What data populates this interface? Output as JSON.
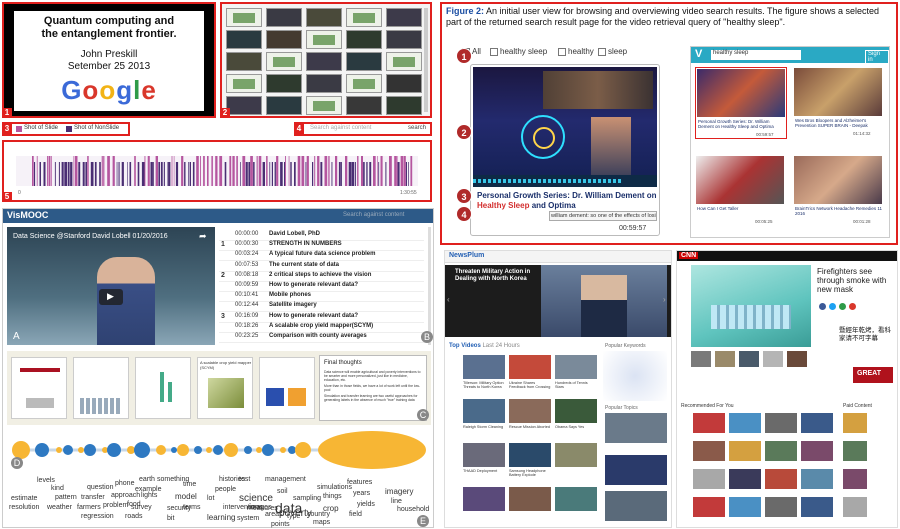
{
  "panel_top_left": {
    "slide_title_line1": "Quantum computing and",
    "slide_title_line2": "the entanglement frontier.",
    "slide_author": "John Preskill",
    "slide_date": "Setember 25 2013",
    "slide_logo": "Google",
    "legend_slide": "Shot of Slide",
    "legend_nonslide": "Shot of NonSlide",
    "search_placeholder": "Search against content",
    "search_button": "search",
    "timeline_start": "0",
    "timeline_end": "1:30:55",
    "badges": [
      "1",
      "2",
      "3",
      "4",
      "5"
    ]
  },
  "caption": {
    "label": "Figure 2:",
    "text": "An initial user view for browsing and overviewing video search results. The figure shows a selected part of the returned search result page for the video retrieval query of \"healthy sleep\"."
  },
  "search_result": {
    "filters": [
      "All",
      "healthy sleep",
      "healthy",
      "sleep"
    ],
    "search_value": "healthy sleep",
    "signin": "Sign in",
    "player_title_a": "Personal Growth Series: Dr. William Dement on ",
    "player_title_hl1": "Healthy Sleep",
    "player_title_b": " and Optima",
    "player_subtitle": "william dement: so one of the effects of losing sleep is",
    "player_time": "00:59:57",
    "badges": [
      "1",
      "2",
      "3",
      "4"
    ],
    "result_titles": [
      "Personal Growth Series: Dr. William Dement on Healthy Sleep and Optima",
      "Wes Bros Bloopers and Alzheimer's Prevention SUPER BRAIN - Deepak",
      "How Can I Get Taller",
      "BrainTrics Network Headache Remedies 11 2016"
    ],
    "result_times": [
      "00:59:57",
      "01:14:32",
      "00:05:25",
      "00:01:28"
    ]
  },
  "vismooc": {
    "app_title": "VisMOOC",
    "search_placeholder": "Search against content",
    "video_title": "Data Science @Stanford David Lobell 01/20/2016",
    "toc": [
      {
        "time": "00:00:00",
        "text": "David Lobell, PhD",
        "num": ""
      },
      {
        "time": "00:00:30",
        "text": "STRENGTH IN NUMBERS",
        "num": "1"
      },
      {
        "time": "00:03:24",
        "text": "A typical future data science problem",
        "num": ""
      },
      {
        "time": "00:07:53",
        "text": "The current state of data",
        "num": ""
      },
      {
        "time": "00:08:18",
        "text": "2 critical steps to achieve the vision",
        "num": "2"
      },
      {
        "time": "00:09:59",
        "text": "How to generate relevant data?",
        "num": ""
      },
      {
        "time": "00:10:41",
        "text": "Mobile phones",
        "num": ""
      },
      {
        "time": "00:12:44",
        "text": "Satellite imagery",
        "num": ""
      },
      {
        "time": "00:16:09",
        "text": "How to generate relevant data?",
        "num": "3"
      },
      {
        "time": "00:18:26",
        "text": "A scalable crop yield mapper(SCYM)",
        "num": ""
      },
      {
        "time": "00:23:25",
        "text": "Comparison with county averages",
        "num": ""
      }
    ],
    "slide_final_title": "Final thoughts",
    "slide_final_bullets": [
      "Data science will enable agricultural and poverty interventions to be smarter and more personalized, just like in medicine, education, etc.",
      "More than in those fields, we have a lot of work left until the low-pool",
      "Simulation and transfer learning are two useful approaches for generating labels in the absence of much \"true\" training data"
    ],
    "slide2_title": "A scalable crop yield mapper (SCYM)",
    "panel_labels": [
      "A",
      "B",
      "C",
      "D",
      "E"
    ],
    "wordcloud": [
      "levels",
      "kind",
      "question",
      "phone",
      "earth",
      "example",
      "something",
      "time",
      "histories",
      "test",
      "management",
      "people",
      "soil",
      "sampling",
      "simulations",
      "features",
      "things",
      "years",
      "imagery",
      "line",
      "estimate",
      "pattern",
      "transfer",
      "approach",
      "food",
      "lights",
      "model",
      "lot",
      "science",
      "data",
      "poverty",
      "crop",
      "yields",
      "household",
      "resolution",
      "weather",
      "farmers",
      "problem",
      "survey",
      "terms",
      "interventions",
      "images",
      "areas",
      "country",
      "field",
      "learning",
      "measures",
      "type",
      "security",
      "regression",
      "roads",
      "bit",
      "system",
      "points",
      "maps"
    ]
  },
  "news_left": {
    "brand": "NewsPlum",
    "headline": "Threaten Military Action in Dealing with North Korea",
    "section_top": "Top Videos",
    "section_top2": "Last 24 Hours",
    "popular_keywords": "Popular Keywords",
    "popular_topics": "Popular Topics",
    "captions": [
      "Tillerson: Military Option Threats to North Korea",
      "Ukraine Shares Feedback from Crossing",
      "Hundreds of Tennis Stars",
      "Raleigh Storm Cleaning",
      "Rescue Mission Aborted",
      "Obama Says Yes",
      "THAAD Deployment",
      "Samsung Headphone Battery Explode"
    ]
  },
  "news_right": {
    "brand": "CNN",
    "headline": "Firefighters see through smoke with new mask",
    "chinese_text": "暨經年乾烤，看科家请不可字幕",
    "recommended": "Recommended For You",
    "paid_content": "Paid Content",
    "great_label": "GREAT"
  }
}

- _WORK TO COMPLETE_: Omit all pictures while transcribing the entries verbatim.

- _ANSWER TO THE TASK_:
What data populates this interface? Output as JSON.
{
  "panel_top_left": {
    "slide_title_line1": "Quantum computing and",
    "slide_title_line2": "the entanglement frontier.",
    "slide_author": "John Preskill",
    "slide_date": "Setember 25 2013",
    "slide_logo": "Google",
    "legend_slide": "Shot of Slide",
    "legend_nonslide": "Shot of NonSlide",
    "search_placeholder": "Search against content",
    "search_button": "search",
    "timeline_start": "0",
    "timeline_end": "1:30:55",
    "badges": [
      "1",
      "2",
      "3",
      "4",
      "5"
    ]
  },
  "caption": {
    "label": "Figure 2:",
    "text": "An initial user view for browsing and overviewing video search results. The figure shows a selected part of the returned search result page for the video retrieval query of \"healthy sleep\"."
  },
  "search_result": {
    "filters": [
      "All",
      "healthy sleep",
      "healthy",
      "sleep"
    ],
    "search_value": "healthy sleep",
    "signin": "Sign in",
    "player_title_a": "Personal Growth Series: Dr. William Dement on ",
    "player_title_hl1": "Healthy Sleep",
    "player_title_b": " and Optima",
    "player_subtitle": "william dement: so one of the effects of losing sleep is",
    "player_time": "00:59:57",
    "badges": [
      "1",
      "2",
      "3",
      "4"
    ],
    "result_titles": [
      "Personal Growth Series: Dr. William Dement on Healthy Sleep and Optima",
      "Wes Bros Bloopers and Alzheimer's Prevention SUPER BRAIN - Deepak",
      "How Can I Get Taller",
      "BrainTrics Network Headache Remedies 11 2016"
    ],
    "result_times": [
      "00:59:57",
      "01:14:32",
      "00:05:25",
      "00:01:28"
    ]
  },
  "vismooc": {
    "app_title": "VisMOOC",
    "search_placeholder": "Search against content",
    "video_title": "Data Science @Stanford David Lobell 01/20/2016",
    "toc": [
      {
        "time": "00:00:00",
        "text": "David Lobell, PhD",
        "num": ""
      },
      {
        "time": "00:00:30",
        "text": "STRENGTH IN NUMBERS",
        "num": "1"
      },
      {
        "time": "00:03:24",
        "text": "A typical future data science problem",
        "num": ""
      },
      {
        "time": "00:07:53",
        "text": "The current state of data",
        "num": ""
      },
      {
        "time": "00:08:18",
        "text": "2 critical steps to achieve the vision",
        "num": "2"
      },
      {
        "time": "00:09:59",
        "text": "How to generate relevant data?",
        "num": ""
      },
      {
        "time": "00:10:41",
        "text": "Mobile phones",
        "num": ""
      },
      {
        "time": "00:12:44",
        "text": "Satellite imagery",
        "num": ""
      },
      {
        "time": "00:16:09",
        "text": "How to generate relevant data?",
        "num": "3"
      },
      {
        "time": "00:18:26",
        "text": "A scalable crop yield mapper(SCYM)",
        "num": ""
      },
      {
        "time": "00:23:25",
        "text": "Comparison with county averages",
        "num": ""
      }
    ],
    "slide_final_title": "Final thoughts",
    "slide_final_bullets": [
      "Data science will enable agricultural and poverty interventions to be smarter and more personalized, just like in medicine, education, etc.",
      "More than in those fields, we have a lot of work left until the low-pool",
      "Simulation and transfer learning are two useful approaches for generating labels in the absence of much \"true\" training data"
    ],
    "slide2_title": "A scalable crop yield mapper (SCYM)",
    "panel_labels": [
      "A",
      "B",
      "C",
      "D",
      "E"
    ],
    "wordcloud": [
      "levels",
      "kind",
      "question",
      "phone",
      "earth",
      "example",
      "something",
      "time",
      "histories",
      "test",
      "management",
      "people",
      "soil",
      "sampling",
      "simulations",
      "features",
      "things",
      "years",
      "imagery",
      "line",
      "estimate",
      "pattern",
      "transfer",
      "approach",
      "food",
      "lights",
      "model",
      "lot",
      "science",
      "data",
      "poverty",
      "crop",
      "yields",
      "household",
      "resolution",
      "weather",
      "farmers",
      "problem",
      "survey",
      "terms",
      "interventions",
      "images",
      "areas",
      "country",
      "field",
      "learning",
      "measures",
      "type",
      "security",
      "regression",
      "roads",
      "bit",
      "system",
      "points",
      "maps"
    ]
  },
  "news_left": {
    "brand": "NewsPlum",
    "headline": "Threaten Military Action in Dealing with North Korea",
    "section_top": "Top Videos",
    "section_top2": "Last 24 Hours",
    "popular_keywords": "Popular Keywords",
    "popular_topics": "Popular Topics",
    "captions": [
      "Tillerson: Military Option Threats to North Korea",
      "Ukraine Shares Feedback from Crossing",
      "Hundreds of Tennis Stars",
      "Raleigh Storm Cleaning",
      "Rescue Mission Aborted",
      "Obama Says Yes",
      "THAAD Deployment",
      "Samsung Headphone Battery Explode"
    ]
  },
  "news_right": {
    "brand": "CNN",
    "headline": "Firefighters see through smoke with new mask",
    "chinese_text": "暨經年乾烤，看科家请不可字幕",
    "recommended": "Recommended For You",
    "paid_content": "Paid Content",
    "great_label": "GREAT"
  }
}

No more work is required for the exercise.